═════ Information given ═════

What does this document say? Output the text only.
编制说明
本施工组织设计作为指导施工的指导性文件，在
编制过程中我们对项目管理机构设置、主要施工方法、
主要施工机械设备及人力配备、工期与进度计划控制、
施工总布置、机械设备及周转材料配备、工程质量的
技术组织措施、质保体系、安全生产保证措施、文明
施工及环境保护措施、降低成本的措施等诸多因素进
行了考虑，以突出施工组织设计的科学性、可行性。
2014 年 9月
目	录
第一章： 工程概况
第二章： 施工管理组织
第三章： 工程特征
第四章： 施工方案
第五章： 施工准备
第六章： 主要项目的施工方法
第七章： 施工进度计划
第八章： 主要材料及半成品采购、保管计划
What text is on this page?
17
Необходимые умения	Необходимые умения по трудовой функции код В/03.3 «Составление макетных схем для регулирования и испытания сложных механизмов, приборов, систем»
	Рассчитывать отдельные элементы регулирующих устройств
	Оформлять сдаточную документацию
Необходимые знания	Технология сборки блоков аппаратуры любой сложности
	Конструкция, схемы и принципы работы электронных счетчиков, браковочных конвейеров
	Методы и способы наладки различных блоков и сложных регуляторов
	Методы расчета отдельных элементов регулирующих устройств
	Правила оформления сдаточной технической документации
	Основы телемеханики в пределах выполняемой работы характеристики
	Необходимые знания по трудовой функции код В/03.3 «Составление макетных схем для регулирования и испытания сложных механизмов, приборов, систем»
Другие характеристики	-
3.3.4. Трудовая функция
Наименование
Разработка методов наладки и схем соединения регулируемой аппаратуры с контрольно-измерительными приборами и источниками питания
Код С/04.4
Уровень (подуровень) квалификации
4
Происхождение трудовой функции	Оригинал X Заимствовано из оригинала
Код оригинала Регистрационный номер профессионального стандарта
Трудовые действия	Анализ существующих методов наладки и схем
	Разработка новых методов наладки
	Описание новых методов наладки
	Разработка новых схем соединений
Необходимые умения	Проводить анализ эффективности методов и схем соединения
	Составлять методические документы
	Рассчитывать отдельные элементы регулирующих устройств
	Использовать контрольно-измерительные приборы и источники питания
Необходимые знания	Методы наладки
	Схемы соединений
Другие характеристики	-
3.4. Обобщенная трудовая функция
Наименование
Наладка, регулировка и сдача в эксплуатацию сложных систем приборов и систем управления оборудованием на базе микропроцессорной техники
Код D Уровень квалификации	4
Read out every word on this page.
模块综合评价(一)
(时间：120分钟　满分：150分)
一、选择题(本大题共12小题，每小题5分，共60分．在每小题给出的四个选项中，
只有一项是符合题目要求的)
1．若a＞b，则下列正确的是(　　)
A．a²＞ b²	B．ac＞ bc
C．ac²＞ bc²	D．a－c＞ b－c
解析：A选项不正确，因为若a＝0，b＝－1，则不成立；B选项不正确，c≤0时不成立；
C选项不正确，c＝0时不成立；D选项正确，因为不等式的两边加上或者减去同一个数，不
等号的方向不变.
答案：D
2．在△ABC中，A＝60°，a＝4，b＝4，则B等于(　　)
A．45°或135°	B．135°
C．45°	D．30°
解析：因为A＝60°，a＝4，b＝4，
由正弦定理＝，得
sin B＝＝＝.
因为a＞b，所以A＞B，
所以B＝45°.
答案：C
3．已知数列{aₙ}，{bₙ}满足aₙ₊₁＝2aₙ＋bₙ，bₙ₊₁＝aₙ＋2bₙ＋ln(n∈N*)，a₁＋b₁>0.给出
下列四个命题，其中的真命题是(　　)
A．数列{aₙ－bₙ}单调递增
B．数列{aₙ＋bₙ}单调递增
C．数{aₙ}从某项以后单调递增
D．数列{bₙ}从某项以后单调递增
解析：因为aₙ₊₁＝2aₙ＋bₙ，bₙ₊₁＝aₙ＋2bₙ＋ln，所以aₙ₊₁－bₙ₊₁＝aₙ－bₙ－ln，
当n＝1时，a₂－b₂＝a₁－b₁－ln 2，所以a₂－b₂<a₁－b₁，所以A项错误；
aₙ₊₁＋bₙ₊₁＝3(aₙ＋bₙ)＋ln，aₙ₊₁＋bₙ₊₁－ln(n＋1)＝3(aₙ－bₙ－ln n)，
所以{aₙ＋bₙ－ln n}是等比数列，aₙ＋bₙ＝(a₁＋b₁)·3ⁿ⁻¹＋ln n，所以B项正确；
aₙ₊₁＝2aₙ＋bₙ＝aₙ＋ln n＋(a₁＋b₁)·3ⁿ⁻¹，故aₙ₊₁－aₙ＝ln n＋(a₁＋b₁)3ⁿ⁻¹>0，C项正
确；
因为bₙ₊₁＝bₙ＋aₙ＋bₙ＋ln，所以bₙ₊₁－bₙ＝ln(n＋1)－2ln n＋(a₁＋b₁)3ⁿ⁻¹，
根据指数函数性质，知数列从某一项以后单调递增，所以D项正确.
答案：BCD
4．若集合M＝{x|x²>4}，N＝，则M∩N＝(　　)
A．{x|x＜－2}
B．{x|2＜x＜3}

═════

■ **Exercise objective**: Each line from the one containing "Read out every word on this page." through the end of the entries, both included, is to be returned exactly, with no other lines.

■ **Correct result**:
Read out every word on this page.
模块综合评价(一)
(时间：120分钟　满分：150分)
一、选择题(本大题共12小题，每小题5分，共60分．在每小题给出的四个选项中，
只有一项是符合题目要求的)
1．若a＞b，则下列正确的是(　　)
A．a²＞ b²	B．ac＞ bc
C．ac²＞ bc²	D．a－c＞ b－c
解析：A选项不正确，因为若a＝0，b＝－1，则不成立；B选项不正确，c≤0时不成立；
C选项不正确，c＝0时不成立；D选项正确，因为不等式的两边加上或者减去同一个数，不
等号的方向不变.
答案：D
2．在△ABC中，A＝60°，a＝4，b＝4，则B等于(　　)
A．45°或135°	B．135°
C．45°	D．30°
解析：因为A＝60°，a＝4，b＝4，
由正弦定理＝，得
sin B＝＝＝.
因为a＞b，所以A＞B，
所以B＝45°.
答案：C
3．已知数列{aₙ}，{bₙ}满足aₙ₊₁＝2aₙ＋bₙ，bₙ₊₁＝aₙ＋2bₙ＋ln(n∈N*)，a₁＋b₁>0.给出
下列四个命题，其中的真命题是(　　)
A．数列{aₙ－bₙ}单调递增
B．数列{aₙ＋bₙ}单调递增
C．数{aₙ}从某项以后单调递增
D．数列{bₙ}从某项以后单调递增
解析：因为aₙ₊₁＝2aₙ＋bₙ，bₙ₊₁＝aₙ＋2bₙ＋ln，所以aₙ₊₁－bₙ₊₁＝aₙ－bₙ－ln，
当n＝1时，a₂－b₂＝a₁－b₁－ln 2，所以a₂－b₂<a₁－b₁，所以A项错误；
aₙ₊₁＋bₙ₊₁＝3(aₙ＋bₙ)＋ln，aₙ₊₁＋bₙ₊₁－ln(n＋1)＝3(aₙ－bₙ－ln n)，
所以{aₙ＋bₙ－ln n}是等比数列，aₙ＋bₙ＝(a₁＋b₁)·3ⁿ⁻¹＋ln n，所以B项正确；
aₙ₊₁＝2aₙ＋bₙ＝aₙ＋ln n＋(a₁＋b₁)·3ⁿ⁻¹，故aₙ₊₁－aₙ＝ln n＋(a₁＋b₁)3ⁿ⁻¹>0，C项正
确；
因为bₙ₊₁＝bₙ＋aₙ＋bₙ＋ln，所以bₙ₊₁－bₙ＝ln(n＋1)－2ln n＋(a₁＋b₁)3ⁿ⁻¹，
根据指数函数性质，知数列从某一项以后单调递增，所以D项正确.
答案：BCD
4．若集合M＝{x|x²>4}，N＝，则M∩N＝(　　)
A．{x|x＜－2}
B．{x|2＜x＜3}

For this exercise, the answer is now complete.